→ Objective
Locate every line in the records below that contains the word "scene", and copy each one.

--- begin Records to use ---

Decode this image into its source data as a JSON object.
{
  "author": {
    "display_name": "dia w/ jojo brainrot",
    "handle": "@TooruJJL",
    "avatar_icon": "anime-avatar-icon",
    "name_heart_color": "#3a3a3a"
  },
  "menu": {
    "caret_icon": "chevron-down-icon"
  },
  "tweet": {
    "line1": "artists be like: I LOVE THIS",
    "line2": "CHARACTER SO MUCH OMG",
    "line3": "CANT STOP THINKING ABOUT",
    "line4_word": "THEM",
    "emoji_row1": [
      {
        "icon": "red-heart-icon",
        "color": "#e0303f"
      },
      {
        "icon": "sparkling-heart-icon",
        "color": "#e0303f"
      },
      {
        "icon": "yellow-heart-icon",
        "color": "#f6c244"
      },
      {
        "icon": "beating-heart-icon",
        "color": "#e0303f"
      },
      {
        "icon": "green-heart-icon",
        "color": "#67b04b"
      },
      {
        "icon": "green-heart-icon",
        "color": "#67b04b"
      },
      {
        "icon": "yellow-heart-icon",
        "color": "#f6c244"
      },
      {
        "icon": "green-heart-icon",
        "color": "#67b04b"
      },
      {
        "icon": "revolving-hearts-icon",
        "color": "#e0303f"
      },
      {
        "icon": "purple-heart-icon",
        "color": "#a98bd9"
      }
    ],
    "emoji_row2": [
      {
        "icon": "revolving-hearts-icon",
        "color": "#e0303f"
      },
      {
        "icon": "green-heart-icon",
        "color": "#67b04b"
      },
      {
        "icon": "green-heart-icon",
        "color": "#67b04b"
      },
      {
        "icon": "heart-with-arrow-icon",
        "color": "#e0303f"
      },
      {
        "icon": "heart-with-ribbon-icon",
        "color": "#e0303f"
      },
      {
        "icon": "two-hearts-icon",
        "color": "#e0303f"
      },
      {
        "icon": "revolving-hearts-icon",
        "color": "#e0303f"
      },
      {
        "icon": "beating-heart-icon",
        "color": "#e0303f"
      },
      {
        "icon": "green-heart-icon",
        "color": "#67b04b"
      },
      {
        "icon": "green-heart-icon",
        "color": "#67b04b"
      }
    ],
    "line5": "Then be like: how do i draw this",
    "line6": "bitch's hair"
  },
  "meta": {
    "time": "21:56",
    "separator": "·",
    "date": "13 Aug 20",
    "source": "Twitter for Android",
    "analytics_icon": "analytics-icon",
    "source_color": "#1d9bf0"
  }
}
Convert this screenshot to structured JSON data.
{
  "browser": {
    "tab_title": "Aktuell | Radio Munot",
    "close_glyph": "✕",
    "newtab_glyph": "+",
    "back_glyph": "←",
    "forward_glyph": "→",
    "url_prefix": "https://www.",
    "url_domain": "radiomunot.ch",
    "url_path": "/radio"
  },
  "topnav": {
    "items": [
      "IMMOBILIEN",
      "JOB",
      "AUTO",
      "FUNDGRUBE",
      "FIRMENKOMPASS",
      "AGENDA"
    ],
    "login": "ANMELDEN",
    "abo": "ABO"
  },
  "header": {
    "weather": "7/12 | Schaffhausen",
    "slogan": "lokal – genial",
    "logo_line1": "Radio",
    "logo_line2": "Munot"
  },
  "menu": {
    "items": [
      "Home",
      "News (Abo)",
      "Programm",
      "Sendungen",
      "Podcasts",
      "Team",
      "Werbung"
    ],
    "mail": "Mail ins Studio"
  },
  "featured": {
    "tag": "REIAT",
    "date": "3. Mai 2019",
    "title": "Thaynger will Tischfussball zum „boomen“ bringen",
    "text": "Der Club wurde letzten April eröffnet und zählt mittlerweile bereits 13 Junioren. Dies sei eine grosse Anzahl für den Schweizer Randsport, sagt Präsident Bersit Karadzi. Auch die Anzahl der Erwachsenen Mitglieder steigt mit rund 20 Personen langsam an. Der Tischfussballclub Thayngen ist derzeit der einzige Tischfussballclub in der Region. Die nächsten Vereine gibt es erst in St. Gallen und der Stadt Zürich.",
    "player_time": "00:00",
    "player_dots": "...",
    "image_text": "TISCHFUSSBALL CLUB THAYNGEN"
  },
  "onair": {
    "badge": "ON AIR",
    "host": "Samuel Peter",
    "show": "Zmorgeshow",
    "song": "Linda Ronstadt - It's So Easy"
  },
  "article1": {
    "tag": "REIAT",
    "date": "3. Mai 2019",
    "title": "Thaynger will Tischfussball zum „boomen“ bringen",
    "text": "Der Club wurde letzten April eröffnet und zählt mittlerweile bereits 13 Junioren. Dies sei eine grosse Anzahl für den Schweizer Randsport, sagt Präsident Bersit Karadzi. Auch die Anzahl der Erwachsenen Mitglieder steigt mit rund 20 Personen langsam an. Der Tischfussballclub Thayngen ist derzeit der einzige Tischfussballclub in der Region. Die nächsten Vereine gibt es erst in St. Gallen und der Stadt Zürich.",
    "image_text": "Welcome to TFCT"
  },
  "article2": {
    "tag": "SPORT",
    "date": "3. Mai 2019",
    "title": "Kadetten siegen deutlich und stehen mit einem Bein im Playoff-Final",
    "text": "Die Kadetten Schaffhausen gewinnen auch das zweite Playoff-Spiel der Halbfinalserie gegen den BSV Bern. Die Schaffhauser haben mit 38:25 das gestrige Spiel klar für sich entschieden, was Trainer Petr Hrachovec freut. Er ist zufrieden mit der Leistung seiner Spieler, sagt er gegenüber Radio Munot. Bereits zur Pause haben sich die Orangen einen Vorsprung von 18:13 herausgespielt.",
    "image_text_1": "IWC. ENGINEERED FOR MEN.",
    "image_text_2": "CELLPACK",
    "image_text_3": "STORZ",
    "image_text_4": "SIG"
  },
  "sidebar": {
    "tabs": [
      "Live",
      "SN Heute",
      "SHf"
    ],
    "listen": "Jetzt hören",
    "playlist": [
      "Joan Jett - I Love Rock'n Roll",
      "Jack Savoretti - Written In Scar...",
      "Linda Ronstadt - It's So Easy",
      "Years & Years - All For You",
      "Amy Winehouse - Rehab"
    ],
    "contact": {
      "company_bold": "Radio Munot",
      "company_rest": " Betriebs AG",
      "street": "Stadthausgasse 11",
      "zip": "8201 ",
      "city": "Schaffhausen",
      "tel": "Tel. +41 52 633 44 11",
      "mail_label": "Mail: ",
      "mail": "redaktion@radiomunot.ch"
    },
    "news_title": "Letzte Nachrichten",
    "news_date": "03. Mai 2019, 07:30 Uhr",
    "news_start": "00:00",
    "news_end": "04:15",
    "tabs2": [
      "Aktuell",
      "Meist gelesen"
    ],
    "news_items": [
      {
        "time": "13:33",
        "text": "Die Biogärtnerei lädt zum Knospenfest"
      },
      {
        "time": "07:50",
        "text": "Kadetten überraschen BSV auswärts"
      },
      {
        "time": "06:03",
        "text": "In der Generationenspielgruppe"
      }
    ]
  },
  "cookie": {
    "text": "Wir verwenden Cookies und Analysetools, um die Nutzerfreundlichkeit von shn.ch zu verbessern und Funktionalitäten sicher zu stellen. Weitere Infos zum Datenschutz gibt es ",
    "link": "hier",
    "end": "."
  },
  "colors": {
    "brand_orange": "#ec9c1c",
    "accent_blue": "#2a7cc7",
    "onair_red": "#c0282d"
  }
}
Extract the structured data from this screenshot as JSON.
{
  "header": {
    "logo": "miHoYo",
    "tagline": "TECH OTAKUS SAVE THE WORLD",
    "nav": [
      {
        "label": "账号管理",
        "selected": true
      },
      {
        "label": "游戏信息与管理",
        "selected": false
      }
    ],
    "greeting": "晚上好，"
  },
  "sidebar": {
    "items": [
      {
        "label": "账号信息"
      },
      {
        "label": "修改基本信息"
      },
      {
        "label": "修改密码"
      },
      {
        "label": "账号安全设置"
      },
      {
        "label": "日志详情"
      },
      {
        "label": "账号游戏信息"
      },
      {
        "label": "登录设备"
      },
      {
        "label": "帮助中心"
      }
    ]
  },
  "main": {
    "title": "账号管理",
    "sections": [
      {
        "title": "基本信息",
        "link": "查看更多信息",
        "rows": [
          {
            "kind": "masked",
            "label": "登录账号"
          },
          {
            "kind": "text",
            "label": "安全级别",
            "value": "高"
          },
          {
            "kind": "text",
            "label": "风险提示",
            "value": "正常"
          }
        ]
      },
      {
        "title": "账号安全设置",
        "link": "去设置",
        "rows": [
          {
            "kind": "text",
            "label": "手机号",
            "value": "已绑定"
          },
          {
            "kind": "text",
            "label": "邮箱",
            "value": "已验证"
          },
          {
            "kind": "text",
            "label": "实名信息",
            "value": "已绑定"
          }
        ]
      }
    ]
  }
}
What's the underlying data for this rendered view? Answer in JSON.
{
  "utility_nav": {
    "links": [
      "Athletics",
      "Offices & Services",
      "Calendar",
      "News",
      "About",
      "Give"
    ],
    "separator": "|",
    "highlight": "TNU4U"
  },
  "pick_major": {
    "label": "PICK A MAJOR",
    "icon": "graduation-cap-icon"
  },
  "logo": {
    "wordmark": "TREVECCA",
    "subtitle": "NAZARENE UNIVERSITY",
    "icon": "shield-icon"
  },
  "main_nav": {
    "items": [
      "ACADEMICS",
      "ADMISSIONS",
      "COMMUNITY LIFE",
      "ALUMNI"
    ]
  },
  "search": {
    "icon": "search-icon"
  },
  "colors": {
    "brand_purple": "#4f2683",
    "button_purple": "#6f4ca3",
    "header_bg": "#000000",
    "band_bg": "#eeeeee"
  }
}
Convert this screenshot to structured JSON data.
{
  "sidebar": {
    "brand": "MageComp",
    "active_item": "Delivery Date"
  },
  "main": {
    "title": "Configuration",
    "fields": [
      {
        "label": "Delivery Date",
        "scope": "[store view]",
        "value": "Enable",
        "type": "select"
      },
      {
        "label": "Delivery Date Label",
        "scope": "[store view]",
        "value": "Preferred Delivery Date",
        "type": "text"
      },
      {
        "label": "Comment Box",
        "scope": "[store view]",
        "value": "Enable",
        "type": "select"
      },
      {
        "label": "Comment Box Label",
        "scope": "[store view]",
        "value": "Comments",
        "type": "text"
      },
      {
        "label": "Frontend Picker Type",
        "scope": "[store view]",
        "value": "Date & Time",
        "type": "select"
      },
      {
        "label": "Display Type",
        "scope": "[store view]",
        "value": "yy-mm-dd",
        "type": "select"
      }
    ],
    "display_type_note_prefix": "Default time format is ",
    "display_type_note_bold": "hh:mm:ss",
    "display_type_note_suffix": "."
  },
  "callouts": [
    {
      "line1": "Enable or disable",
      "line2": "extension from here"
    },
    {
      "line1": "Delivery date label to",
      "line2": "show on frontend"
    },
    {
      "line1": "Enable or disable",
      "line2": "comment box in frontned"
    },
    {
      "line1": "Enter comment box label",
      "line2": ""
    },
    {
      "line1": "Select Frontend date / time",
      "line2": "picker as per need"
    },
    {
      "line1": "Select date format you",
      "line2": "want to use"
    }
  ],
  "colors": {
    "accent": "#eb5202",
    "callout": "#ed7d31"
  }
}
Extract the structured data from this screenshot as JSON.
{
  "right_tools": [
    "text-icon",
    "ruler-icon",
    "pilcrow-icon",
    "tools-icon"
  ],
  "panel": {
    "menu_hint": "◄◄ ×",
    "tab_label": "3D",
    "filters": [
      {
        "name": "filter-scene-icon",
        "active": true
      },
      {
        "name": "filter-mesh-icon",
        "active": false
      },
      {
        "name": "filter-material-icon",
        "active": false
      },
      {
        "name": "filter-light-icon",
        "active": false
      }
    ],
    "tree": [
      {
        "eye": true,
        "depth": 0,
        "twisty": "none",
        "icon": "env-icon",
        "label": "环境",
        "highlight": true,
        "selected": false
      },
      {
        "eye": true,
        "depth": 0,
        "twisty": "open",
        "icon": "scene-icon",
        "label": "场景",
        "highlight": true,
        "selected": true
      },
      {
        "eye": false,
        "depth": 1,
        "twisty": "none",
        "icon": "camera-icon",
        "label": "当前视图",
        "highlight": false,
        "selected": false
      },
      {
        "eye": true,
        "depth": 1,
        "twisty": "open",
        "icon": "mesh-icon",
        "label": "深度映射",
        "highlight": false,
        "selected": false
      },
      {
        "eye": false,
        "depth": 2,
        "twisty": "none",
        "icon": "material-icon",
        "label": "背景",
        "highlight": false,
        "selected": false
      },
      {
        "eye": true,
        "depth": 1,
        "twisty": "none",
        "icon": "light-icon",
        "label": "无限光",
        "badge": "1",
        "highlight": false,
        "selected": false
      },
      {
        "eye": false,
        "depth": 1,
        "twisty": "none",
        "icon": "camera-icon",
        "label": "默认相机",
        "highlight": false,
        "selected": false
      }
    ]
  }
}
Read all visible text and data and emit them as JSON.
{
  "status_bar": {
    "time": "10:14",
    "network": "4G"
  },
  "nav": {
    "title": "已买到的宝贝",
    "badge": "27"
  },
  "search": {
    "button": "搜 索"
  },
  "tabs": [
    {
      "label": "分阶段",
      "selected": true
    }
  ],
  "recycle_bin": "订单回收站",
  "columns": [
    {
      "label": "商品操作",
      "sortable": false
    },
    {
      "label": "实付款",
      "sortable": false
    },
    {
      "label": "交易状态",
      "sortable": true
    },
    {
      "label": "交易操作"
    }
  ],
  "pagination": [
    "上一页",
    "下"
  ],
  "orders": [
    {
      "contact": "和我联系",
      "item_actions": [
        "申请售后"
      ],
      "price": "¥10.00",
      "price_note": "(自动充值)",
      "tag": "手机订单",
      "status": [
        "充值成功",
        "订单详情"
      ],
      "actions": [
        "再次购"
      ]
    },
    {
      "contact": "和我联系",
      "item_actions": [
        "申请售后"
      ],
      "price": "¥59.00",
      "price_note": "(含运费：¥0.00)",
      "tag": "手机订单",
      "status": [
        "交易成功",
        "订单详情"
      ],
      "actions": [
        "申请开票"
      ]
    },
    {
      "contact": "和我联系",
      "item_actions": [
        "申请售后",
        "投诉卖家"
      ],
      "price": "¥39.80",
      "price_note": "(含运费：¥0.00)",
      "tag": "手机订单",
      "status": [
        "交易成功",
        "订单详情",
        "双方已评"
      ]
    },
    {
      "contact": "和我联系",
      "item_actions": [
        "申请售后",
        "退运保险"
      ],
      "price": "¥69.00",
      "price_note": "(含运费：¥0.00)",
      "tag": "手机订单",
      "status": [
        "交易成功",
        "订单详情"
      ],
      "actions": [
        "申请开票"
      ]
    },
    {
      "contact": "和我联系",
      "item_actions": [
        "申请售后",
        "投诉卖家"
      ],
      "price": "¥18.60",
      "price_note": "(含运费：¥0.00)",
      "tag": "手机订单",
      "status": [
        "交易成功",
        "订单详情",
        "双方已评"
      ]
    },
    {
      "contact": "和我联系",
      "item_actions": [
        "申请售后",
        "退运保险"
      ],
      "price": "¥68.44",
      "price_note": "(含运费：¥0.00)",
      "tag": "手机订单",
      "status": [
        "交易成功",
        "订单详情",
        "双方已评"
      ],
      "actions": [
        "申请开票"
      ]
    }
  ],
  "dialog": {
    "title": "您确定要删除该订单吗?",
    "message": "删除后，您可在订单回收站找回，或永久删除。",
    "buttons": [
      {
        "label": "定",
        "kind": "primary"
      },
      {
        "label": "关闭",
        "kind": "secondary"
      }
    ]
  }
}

--- end Records to use ---

→ The completed task
        "name": "filter-scene-icon",
        "icon": "scene-icon",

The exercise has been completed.